*Direction*: Convert the lines below, from the first through the one containing "nav-feedback[interactable]: Feedback <box>828" (both included), into a JSON list of strings with one string per line, leaving out blank lines. Include no other lines.
········
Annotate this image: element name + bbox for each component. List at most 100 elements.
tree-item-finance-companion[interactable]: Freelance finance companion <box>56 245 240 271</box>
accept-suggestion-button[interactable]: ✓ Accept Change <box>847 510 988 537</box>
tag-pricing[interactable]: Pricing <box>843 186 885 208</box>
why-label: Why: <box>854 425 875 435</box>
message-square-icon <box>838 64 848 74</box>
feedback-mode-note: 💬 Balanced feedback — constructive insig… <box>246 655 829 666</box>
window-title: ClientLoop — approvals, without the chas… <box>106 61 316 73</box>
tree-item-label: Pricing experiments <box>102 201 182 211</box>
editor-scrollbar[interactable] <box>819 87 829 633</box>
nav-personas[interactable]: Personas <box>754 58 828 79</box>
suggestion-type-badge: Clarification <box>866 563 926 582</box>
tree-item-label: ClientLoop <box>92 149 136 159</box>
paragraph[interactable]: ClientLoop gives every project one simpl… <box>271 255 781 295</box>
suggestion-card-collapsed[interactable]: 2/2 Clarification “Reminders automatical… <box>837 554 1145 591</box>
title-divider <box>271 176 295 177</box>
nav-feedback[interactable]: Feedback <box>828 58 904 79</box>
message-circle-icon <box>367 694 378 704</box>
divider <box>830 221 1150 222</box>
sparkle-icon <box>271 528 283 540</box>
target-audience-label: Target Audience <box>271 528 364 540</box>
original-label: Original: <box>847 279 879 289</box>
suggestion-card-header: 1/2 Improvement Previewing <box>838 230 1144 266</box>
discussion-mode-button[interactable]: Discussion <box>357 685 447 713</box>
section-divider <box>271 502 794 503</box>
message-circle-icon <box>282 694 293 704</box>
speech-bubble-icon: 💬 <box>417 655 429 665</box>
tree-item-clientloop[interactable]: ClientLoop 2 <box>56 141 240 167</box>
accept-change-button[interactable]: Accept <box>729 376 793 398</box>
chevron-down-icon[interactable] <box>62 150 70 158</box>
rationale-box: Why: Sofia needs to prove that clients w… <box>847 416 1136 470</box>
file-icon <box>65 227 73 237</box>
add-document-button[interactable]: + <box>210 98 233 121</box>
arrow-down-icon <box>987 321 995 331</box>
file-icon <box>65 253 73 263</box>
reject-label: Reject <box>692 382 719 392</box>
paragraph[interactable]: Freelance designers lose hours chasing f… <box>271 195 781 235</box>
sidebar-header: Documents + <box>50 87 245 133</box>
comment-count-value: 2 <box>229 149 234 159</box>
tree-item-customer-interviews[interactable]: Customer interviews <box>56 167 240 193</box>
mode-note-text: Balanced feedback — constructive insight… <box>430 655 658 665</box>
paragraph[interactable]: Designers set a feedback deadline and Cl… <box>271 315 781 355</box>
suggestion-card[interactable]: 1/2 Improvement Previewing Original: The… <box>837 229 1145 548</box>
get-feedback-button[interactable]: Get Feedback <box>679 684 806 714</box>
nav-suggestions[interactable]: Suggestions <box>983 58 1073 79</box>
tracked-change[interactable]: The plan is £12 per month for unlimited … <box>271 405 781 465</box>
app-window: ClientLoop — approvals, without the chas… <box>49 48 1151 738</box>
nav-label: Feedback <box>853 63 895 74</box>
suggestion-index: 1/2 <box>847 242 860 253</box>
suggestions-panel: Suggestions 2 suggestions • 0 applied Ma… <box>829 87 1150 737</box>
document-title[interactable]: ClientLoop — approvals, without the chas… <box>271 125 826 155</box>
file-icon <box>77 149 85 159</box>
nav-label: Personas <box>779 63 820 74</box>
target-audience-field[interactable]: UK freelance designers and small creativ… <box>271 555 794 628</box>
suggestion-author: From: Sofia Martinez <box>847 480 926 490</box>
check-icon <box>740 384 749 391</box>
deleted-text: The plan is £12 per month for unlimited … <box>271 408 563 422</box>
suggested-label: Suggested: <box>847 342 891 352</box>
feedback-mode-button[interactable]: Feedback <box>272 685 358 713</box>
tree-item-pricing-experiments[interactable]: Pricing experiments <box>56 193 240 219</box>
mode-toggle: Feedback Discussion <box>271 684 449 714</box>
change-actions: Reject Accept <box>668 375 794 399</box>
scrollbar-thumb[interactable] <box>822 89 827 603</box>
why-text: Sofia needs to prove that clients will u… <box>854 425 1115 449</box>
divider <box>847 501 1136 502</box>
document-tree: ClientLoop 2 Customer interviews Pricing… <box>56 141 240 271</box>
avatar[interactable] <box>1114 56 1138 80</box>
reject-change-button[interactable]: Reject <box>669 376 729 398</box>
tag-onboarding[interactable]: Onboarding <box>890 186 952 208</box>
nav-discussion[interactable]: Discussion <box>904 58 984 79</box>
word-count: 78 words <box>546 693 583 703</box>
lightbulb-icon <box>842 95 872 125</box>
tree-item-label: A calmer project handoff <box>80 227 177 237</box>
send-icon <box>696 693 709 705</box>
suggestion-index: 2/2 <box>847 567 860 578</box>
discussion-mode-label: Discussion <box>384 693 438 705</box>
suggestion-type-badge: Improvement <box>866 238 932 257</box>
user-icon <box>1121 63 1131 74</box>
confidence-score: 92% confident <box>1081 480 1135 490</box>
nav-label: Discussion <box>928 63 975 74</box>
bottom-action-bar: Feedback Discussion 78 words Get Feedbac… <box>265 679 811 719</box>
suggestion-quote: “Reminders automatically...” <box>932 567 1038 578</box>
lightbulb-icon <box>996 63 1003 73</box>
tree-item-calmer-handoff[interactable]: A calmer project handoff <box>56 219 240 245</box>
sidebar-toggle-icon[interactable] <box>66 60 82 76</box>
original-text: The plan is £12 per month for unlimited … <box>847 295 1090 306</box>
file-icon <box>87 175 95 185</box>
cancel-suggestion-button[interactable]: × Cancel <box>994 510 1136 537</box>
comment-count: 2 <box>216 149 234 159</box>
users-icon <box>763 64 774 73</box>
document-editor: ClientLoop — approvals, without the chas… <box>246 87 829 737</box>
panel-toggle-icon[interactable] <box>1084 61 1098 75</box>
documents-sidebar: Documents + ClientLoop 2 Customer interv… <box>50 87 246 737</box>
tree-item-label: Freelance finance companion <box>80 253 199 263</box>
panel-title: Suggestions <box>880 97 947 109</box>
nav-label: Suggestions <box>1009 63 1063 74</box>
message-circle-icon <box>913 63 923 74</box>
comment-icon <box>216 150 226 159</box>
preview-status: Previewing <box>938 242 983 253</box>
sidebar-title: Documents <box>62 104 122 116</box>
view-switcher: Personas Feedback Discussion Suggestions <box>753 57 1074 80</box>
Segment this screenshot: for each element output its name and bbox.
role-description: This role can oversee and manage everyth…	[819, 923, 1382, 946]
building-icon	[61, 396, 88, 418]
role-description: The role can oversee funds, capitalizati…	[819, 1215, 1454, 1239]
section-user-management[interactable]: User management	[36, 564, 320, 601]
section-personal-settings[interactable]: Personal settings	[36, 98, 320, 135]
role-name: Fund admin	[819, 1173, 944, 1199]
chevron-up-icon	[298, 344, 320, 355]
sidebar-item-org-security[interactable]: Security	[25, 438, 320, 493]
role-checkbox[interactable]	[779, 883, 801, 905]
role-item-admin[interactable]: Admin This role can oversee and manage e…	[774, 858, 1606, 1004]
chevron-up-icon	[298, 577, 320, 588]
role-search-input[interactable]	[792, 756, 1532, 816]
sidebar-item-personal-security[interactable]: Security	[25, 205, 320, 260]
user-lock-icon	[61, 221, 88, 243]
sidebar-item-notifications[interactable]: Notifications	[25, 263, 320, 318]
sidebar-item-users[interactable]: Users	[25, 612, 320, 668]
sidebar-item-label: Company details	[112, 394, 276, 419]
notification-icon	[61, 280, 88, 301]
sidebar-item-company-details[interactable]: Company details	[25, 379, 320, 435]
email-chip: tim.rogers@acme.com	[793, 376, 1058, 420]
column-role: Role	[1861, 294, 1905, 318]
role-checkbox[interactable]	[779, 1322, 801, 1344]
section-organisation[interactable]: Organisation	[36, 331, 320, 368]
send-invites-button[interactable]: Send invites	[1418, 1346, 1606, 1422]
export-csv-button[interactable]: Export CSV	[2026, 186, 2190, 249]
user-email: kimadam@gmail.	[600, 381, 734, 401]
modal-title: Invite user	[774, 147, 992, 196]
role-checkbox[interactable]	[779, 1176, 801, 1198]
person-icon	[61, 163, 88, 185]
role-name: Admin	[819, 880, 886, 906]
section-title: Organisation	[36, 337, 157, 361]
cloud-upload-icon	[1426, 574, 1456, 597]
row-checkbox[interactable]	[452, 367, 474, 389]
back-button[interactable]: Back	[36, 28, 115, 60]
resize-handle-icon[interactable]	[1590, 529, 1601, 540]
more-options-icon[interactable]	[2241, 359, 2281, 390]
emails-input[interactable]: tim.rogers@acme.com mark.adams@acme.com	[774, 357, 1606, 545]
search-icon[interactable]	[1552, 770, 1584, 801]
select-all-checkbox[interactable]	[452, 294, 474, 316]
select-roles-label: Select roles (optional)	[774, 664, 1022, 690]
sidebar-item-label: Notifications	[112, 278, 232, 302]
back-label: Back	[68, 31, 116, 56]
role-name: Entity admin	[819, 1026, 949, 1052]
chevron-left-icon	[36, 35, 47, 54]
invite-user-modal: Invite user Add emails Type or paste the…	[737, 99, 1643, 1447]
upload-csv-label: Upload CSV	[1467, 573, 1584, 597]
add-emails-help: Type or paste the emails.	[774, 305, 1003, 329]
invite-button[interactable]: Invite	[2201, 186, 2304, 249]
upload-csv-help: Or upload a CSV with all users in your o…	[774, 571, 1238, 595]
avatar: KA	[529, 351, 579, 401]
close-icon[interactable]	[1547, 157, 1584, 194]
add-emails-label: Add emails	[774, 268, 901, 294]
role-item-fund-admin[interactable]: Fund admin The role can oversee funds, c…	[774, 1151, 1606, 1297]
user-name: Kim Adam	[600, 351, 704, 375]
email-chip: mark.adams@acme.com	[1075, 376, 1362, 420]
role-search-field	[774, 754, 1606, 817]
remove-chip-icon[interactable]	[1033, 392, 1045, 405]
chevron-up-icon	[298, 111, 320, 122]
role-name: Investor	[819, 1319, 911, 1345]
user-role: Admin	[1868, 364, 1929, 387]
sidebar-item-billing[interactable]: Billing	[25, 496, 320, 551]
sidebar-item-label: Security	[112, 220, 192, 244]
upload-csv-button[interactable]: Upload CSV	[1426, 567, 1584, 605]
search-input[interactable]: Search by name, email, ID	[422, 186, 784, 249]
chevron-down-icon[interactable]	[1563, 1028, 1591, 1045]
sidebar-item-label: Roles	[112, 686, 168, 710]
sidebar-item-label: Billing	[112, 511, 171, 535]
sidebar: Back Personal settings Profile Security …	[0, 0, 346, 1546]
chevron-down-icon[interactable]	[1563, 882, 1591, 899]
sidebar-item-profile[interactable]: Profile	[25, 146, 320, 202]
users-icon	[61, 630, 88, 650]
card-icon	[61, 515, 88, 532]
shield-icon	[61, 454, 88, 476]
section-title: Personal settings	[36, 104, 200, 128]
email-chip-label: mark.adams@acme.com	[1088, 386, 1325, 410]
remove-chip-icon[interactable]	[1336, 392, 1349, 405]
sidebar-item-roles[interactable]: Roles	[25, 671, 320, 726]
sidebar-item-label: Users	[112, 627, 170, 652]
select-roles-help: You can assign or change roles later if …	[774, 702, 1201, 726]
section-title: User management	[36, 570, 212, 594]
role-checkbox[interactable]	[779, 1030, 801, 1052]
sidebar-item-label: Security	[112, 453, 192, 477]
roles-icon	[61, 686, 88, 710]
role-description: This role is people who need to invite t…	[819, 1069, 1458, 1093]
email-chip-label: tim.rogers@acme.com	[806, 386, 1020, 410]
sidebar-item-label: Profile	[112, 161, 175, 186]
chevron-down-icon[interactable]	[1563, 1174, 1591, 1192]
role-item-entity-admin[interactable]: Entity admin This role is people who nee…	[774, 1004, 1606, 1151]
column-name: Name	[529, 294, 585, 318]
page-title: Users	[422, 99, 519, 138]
········
*Exercise solution*:
[
  "Annotate this image: element name + bbox for each component. List at most 100 elements.",
  "tree-item-finance-companion[interactable]: Freelance finance companion <box>56 245 240 271</box>",
  "accept-suggestion-button[interactable]: ✓ Accept Change <box>847 510 988 537</box>",
  "tag-pricing[interactable]: Pricing <box>843 186 885 208</box>",
  "why-label: Why: <box>854 425 875 435</box>",
  "message-square-icon <box>838 64 848 74</box>",
  "feedback-mode-note: 💬 Balanced feedback — constructive insig… <box>246 655 829 666</box>",
  "window-title: ClientLoop — approvals, without the chas… <box>106 61 316 73</box>",
  "tree-item-label: Pricing experiments <box>102 201 182 211</box>",
  "editor-scrollbar[interactable] <box>819 87 829 633</box>",
  "nav-personas[interactable]: Personas <box>754 58 828 79</box>",
  "suggestion-type-badge: Clarification <box>866 563 926 582</box>",
  "tree-item-label: ClientLoop <box>92 149 136 159</box>",
  "paragraph[interactable]: ClientLoop gives every project one simpl… <box>271 255 781 295</box>",
  "suggestion-card-collapsed[interactable]: 2/2 Clarification “Reminders automatical… <box>837 554 1145 591</box>",
  "title-divider <box>271 176 295 177</box>",
  "nav-feedback[interactable]: Feedback <box>828 58 904 79</box>"
]